Coordinate annotation lines:
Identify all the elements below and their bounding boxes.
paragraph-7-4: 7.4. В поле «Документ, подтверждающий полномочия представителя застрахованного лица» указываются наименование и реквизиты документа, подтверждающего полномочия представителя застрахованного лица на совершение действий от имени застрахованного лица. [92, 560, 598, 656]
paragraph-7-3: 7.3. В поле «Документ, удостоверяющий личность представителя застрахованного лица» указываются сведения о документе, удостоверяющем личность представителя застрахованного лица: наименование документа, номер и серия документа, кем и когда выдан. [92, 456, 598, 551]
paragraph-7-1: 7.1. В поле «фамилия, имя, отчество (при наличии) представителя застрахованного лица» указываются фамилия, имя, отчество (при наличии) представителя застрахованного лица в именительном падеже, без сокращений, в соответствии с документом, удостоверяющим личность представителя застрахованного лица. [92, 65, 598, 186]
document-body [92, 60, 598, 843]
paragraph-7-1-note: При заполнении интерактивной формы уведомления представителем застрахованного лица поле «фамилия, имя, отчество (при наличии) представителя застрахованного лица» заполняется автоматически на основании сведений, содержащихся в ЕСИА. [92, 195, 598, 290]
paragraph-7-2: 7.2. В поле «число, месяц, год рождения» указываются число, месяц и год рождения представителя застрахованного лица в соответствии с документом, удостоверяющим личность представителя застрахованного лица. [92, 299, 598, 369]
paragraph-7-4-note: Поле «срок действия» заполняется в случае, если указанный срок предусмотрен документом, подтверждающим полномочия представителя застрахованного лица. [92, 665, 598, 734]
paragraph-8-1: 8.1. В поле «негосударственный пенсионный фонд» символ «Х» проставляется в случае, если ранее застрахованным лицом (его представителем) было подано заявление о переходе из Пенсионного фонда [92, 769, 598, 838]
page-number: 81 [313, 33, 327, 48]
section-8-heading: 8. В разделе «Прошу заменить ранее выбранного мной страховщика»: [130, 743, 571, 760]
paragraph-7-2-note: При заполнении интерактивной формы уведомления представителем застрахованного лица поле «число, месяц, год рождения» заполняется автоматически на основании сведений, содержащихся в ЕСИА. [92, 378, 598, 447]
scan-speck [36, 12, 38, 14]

_EXERCISE_
Can you return the lines unchanged, from the first line of the records through the line that contains "page-number: 81 [313, 33, 327, 48]"?

_FULL OUTPUT_
Identify all the elements below and their bounding boxes.
paragraph-7-4: 7.4. В поле «Документ, подтверждающий полномочия представителя застрахованного лица» указываются наименование и реквизиты документа, подтверждающего полномочия представителя застрахованного лица на совершение действий от имени застрахованного лица. [92, 560, 598, 656]
paragraph-7-3: 7.3. В поле «Документ, удостоверяющий личность представителя застрахованного лица» указываются сведения о документе, удостоверяющем личность представителя застрахованного лица: наименование документа, номер и серия документа, кем и когда выдан. [92, 456, 598, 551]
paragraph-7-1: 7.1. В поле «фамилия, имя, отчество (при наличии) представителя застрахованного лица» указываются фамилия, имя, отчество (при наличии) представителя застрахованного лица в именительном падеже, без сокращений, в соответствии с документом, удостоверяющим личность представителя застрахованного лица. [92, 65, 598, 186]
document-body [92, 60, 598, 843]
paragraph-7-1-note: При заполнении интерактивной формы уведомления представителем застрахованного лица поле «фамилия, имя, отчество (при наличии) представителя застрахованного лица» заполняется автоматически на основании сведений, содержащихся в ЕСИА. [92, 195, 598, 290]
paragraph-7-2: 7.2. В поле «число, месяц, год рождения» указываются число, месяц и год рождения представителя застрахованного лица в соответствии с документом, удостоверяющим личность представителя застрахованного лица. [92, 299, 598, 369]
paragraph-7-4-note: Поле «срок действия» заполняется в случае, если указанный срок предусмотрен документом, подтверждающим полномочия представителя застрахованного лица. [92, 665, 598, 734]
paragraph-8-1: 8.1. В поле «негосударственный пенсионный фонд» символ «Х» проставляется в случае, если ранее застрахованным лицом (его представителем) было подано заявление о переходе из Пенсионного фонда [92, 769, 598, 838]
page-number: 81 [313, 33, 327, 48]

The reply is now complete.